[Aim of the exercise]
Rewrite the entries from the first one through the line containing "heatmap-cell — [465, 652, 471, 658]", replacing "heatmap-cell" with "grid-cell" and leaving all else unchanged.

[Data in this exercise]
⟨
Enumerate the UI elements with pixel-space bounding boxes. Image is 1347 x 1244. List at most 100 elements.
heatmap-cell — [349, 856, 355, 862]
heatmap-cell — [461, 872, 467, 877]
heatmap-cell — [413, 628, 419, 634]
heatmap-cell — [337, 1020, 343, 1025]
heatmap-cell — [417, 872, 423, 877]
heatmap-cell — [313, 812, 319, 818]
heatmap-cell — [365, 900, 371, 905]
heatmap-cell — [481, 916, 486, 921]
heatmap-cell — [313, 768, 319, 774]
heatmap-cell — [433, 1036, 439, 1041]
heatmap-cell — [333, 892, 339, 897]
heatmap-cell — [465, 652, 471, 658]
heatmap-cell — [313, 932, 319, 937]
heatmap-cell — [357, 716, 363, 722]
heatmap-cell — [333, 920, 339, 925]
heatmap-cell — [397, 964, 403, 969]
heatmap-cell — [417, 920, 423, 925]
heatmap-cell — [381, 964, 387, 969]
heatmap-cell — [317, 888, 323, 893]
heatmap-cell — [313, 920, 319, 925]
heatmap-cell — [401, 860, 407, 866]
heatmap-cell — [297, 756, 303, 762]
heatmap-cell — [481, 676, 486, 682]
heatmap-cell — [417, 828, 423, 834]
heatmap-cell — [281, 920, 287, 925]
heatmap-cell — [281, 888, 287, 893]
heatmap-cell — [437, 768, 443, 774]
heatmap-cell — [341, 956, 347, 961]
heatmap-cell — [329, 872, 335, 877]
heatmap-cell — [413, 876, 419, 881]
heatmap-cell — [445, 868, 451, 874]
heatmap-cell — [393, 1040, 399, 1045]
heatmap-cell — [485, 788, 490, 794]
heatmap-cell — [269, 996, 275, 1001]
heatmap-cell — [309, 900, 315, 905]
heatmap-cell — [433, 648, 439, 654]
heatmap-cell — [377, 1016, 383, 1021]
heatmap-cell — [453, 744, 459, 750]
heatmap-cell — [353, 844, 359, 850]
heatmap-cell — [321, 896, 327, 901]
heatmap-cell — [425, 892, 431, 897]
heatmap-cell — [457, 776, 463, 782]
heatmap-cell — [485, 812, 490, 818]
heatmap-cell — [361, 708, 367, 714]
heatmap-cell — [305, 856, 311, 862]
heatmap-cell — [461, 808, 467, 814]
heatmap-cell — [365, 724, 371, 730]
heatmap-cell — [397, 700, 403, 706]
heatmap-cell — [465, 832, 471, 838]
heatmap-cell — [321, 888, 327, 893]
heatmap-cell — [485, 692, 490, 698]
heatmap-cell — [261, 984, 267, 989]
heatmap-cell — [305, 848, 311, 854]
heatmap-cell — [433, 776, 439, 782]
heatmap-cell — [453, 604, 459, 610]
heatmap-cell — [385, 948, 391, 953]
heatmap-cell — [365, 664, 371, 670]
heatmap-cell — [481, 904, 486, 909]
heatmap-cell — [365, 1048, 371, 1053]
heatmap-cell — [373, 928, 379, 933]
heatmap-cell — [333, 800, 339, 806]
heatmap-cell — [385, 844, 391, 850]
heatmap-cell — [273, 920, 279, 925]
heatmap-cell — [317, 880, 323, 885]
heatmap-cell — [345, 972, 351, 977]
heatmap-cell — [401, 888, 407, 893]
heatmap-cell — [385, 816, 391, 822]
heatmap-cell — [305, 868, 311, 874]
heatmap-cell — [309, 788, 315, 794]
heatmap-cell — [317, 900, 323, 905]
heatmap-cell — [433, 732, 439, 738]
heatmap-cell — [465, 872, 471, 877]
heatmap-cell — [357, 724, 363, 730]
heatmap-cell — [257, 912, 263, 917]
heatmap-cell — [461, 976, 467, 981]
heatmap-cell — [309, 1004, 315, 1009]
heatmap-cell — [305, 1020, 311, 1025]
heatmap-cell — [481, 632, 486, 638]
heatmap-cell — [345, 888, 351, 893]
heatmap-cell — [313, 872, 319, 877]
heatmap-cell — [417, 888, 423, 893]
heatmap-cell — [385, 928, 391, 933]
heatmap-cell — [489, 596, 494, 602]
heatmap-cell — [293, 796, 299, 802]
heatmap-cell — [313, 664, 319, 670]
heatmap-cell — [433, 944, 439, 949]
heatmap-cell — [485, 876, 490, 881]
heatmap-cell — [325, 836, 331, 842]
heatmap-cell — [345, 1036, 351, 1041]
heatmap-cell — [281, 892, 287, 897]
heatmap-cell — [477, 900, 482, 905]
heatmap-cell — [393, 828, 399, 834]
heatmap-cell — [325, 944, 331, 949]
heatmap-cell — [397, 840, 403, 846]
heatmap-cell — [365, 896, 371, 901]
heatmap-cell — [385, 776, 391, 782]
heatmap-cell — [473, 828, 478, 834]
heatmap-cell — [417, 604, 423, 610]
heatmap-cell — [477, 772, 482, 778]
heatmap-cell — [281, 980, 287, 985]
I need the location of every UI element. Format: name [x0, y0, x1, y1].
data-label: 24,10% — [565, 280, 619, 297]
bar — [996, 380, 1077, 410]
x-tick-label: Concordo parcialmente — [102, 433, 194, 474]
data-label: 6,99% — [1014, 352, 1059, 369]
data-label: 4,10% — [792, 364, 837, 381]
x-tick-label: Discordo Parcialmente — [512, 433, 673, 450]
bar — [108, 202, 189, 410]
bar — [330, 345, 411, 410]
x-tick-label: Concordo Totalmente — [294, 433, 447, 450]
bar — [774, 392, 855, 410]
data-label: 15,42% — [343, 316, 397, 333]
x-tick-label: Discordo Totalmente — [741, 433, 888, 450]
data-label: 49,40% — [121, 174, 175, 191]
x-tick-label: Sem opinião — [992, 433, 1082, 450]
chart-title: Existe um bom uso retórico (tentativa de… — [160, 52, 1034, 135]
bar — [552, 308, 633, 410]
⟩
[Reply to the task]
Enumerate the UI elements with pixel-space bounding boxes. Image is 1347 x 1244. List at most 100 elements.
grid-cell — [349, 856, 355, 862]
grid-cell — [461, 872, 467, 877]
grid-cell — [413, 628, 419, 634]
grid-cell — [337, 1020, 343, 1025]
grid-cell — [417, 872, 423, 877]
grid-cell — [313, 812, 319, 818]
grid-cell — [365, 900, 371, 905]
grid-cell — [481, 916, 486, 921]
grid-cell — [313, 768, 319, 774]
grid-cell — [433, 1036, 439, 1041]
grid-cell — [333, 892, 339, 897]
grid-cell — [465, 652, 471, 658]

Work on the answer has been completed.